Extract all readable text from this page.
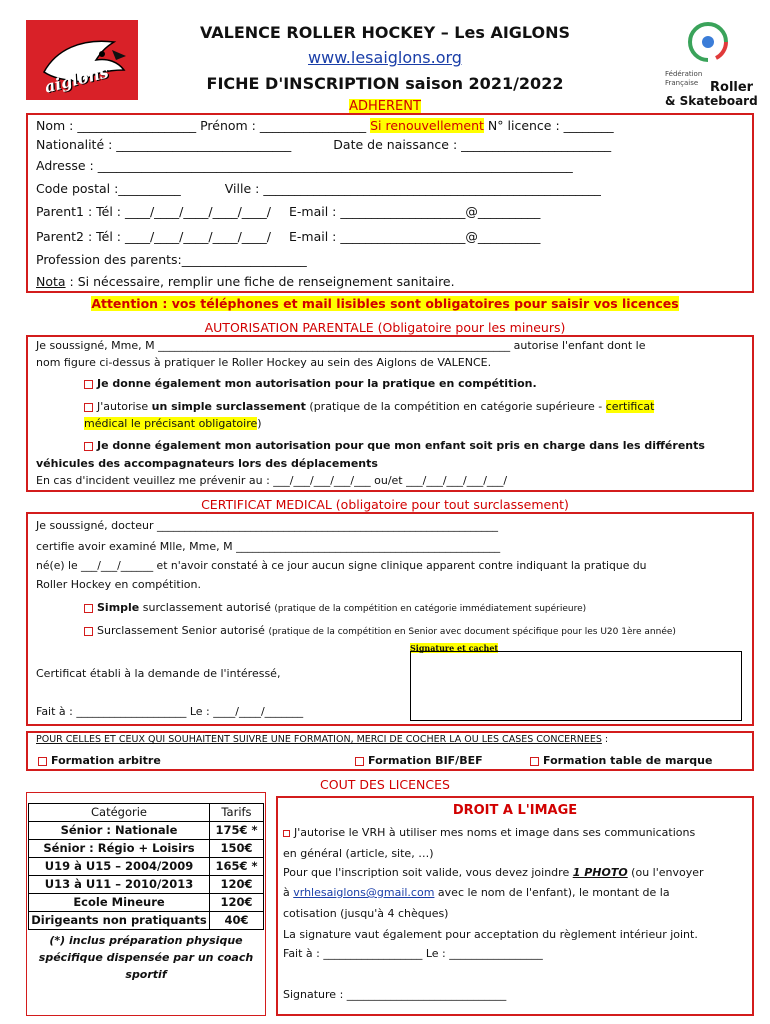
aiglons
VALENCE ROLLER HOCKEY – Les AIGLONS
www.lesaiglons.org
FICHE D'INSCRIPTION saison 2021/2022	Fédération
Française Roller
& Skateboard
ADHERENT
Nom : ___________________ Prénom : _________________ Si renouvellement N° licence : ________
Nationalité : ____________________________	Date de naissance : ________________________
Adresse : ____________________________________________________________________________
Code postal :__________	Ville : ______________________________________________________
Parent1 : Tél : ____/____/____/____/____/ E-mail : ____________________@__________
Parent2 : Tél : ____/____/____/____/____/ E-mail : ____________________@__________
Profession des parents:____________________
Nota : Si nécessaire, remplir une fiche de renseignement sanitaire.
Attention : vos téléphones et mail lisibles sont obligatoires pour saisir vos licences
AUTORISATION PARENTALE (Obligatoire pour les mineurs)
Je soussigné, Mme, M ________________________________________________________________ autorise l'enfant dont le
nom figure ci-dessus à pratiquer le Roller Hockey au sein des Aiglons de VALENCE.
Je donne également mon autorisation pour la pratique en compétition.
J'autorise un simple surclassement (pratique de la compétition en catégorie supérieure - certificat
médical le précisant obligatoire)
Je donne également mon autorisation pour que mon enfant soit pris en charge dans les différents
véhicules des accompagnateurs lors des déplacements
En cas d'incident veuillez me prévenir au : ___/___/___/___/___ ou/et ___/___/___/___/___/
CERTIFICAT MEDICAL (obligatoire pour tout surclassement)
Je soussigné, docteur ______________________________________________________________
certifie avoir examiné Mlle, Mme, M ________________________________________________
né(e) le ___/___/______ et n'avoir constaté à ce jour aucun signe clinique apparent contre indiquant la pratique du
Roller Hockey en compétition.
Simple surclassement autorisé (pratique de la compétition en catégorie immédiatement supérieure)
Surclassement Senior autorisé (pratique de la compétition en Senior avec document spécifique pour les U20 1ère année)
Signature et cachet
Certificat établi à la demande de l'intéressé,
Fait à : ____________________ Le : ____/____/_______
POUR CELLES ET CEUX QUI SOUHAITENT SUIVRE UNE FORMATION, MERCI DE COCHER LA OU LES CASES CONCERNEES :
Formation arbitre	Formation BIF/BEF	Formation table de marque
COUT DES LICENCES
Catégorie	Tarifs
Sénior : Nationale	175€ *
Sénior : Régio + Loisirs	150€
U19 à U15 – 2004/2009	165€ *
U13 à U11 – 2010/2013	120€
Ecole Mineure	120€
Dirigeants non pratiquants	40€
(*) inclus préparation physique spécifique dispensée par un coach sportif
DROIT A L'IMAGE
J'autorise le VRH à utiliser mes noms et image dans ses communications
en général (article, site, …)
Pour que l'inscription soit valide, vous devez joindre 1 PHOTO (ou l'envoyer
à vrhlesaiglons@gmail.com avec le nom de l'enfant), le montant de la
cotisation (jusqu'à 4 chèques)
La signature vaut également pour acceptation du règlement intérieur joint.
Fait à : __________________ Le : _________________
Signature : _____________________________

* [Your task] Any pictures should be dropped; transcribe the rest of the records above exactly.

* [The answer]
Extract all readable text from this page.
aiglons
VALENCE ROLLER HOCKEY – Les AIGLONS
www.lesaiglons.org
FICHE D'INSCRIPTION saison 2021/2022	Fédération
Française Roller
& Skateboard
ADHERENT
Nom : ___________________ Prénom : _________________ Si renouvellement N° licence : ________
Nationalité : ____________________________	Date de naissance : ________________________
Adresse : ____________________________________________________________________________
Code postal :__________	Ville : ______________________________________________________
Parent1 : Tél : ____/____/____/____/____/ E-mail : ____________________@__________
Parent2 : Tél : ____/____/____/____/____/ E-mail : ____________________@__________
Profession des parents:____________________
Nota : Si nécessaire, remplir une fiche de renseignement sanitaire.
Attention : vos téléphones et mail lisibles sont obligatoires pour saisir vos licences
AUTORISATION PARENTALE (Obligatoire pour les mineurs)
Je soussigné, Mme, M ________________________________________________________________ autorise l'enfant dont le
nom figure ci-dessus à pratiquer le Roller Hockey au sein des Aiglons de VALENCE.
Je donne également mon autorisation pour la pratique en compétition.
J'autorise un simple surclassement (pratique de la compétition en catégorie supérieure - certificat
médical le précisant obligatoire)
Je donne également mon autorisation pour que mon enfant soit pris en charge dans les différents
véhicules des accompagnateurs lors des déplacements
En cas d'incident veuillez me prévenir au : ___/___/___/___/___ ou/et ___/___/___/___/___/
CERTIFICAT MEDICAL (obligatoire pour tout surclassement)
Je soussigné, docteur ______________________________________________________________
certifie avoir examiné Mlle, Mme, M ________________________________________________
né(e) le ___/___/______ et n'avoir constaté à ce jour aucun signe clinique apparent contre indiquant la pratique du
Roller Hockey en compétition.
Simple surclassement autorisé (pratique de la compétition en catégorie immédiatement supérieure)
Surclassement Senior autorisé (pratique de la compétition en Senior avec document spécifique pour les U20 1ère année)
Signature et cachet
Certificat établi à la demande de l'intéressé,
Fait à : ____________________ Le : ____/____/_______
POUR CELLES ET CEUX QUI SOUHAITENT SUIVRE UNE FORMATION, MERCI DE COCHER LA OU LES CASES CONCERNEES :
Formation arbitre	Formation BIF/BEF	Formation table de marque
COUT DES LICENCES
Catégorie	Tarifs
Sénior : Nationale	175€ *
Sénior : Régio + Loisirs	150€
U19 à U15 – 2004/2009	165€ *
U13 à U11 – 2010/2013	120€
Ecole Mineure	120€
Dirigeants non pratiquants	40€
(*) inclus préparation physique spécifique dispensée par un coach sportif
DROIT A L'IMAGE
J'autorise le VRH à utiliser mes noms et image dans ses communications
en général (article, site, …)
Pour que l'inscription soit valide, vous devez joindre 1 PHOTO (ou l'envoyer
à vrhlesaiglons@gmail.com avec le nom de l'enfant), le montant de la
cotisation (jusqu'à 4 chèques)
La signature vaut également pour acceptation du règlement intérieur joint.
Fait à : __________________ Le : _________________
Signature : _____________________________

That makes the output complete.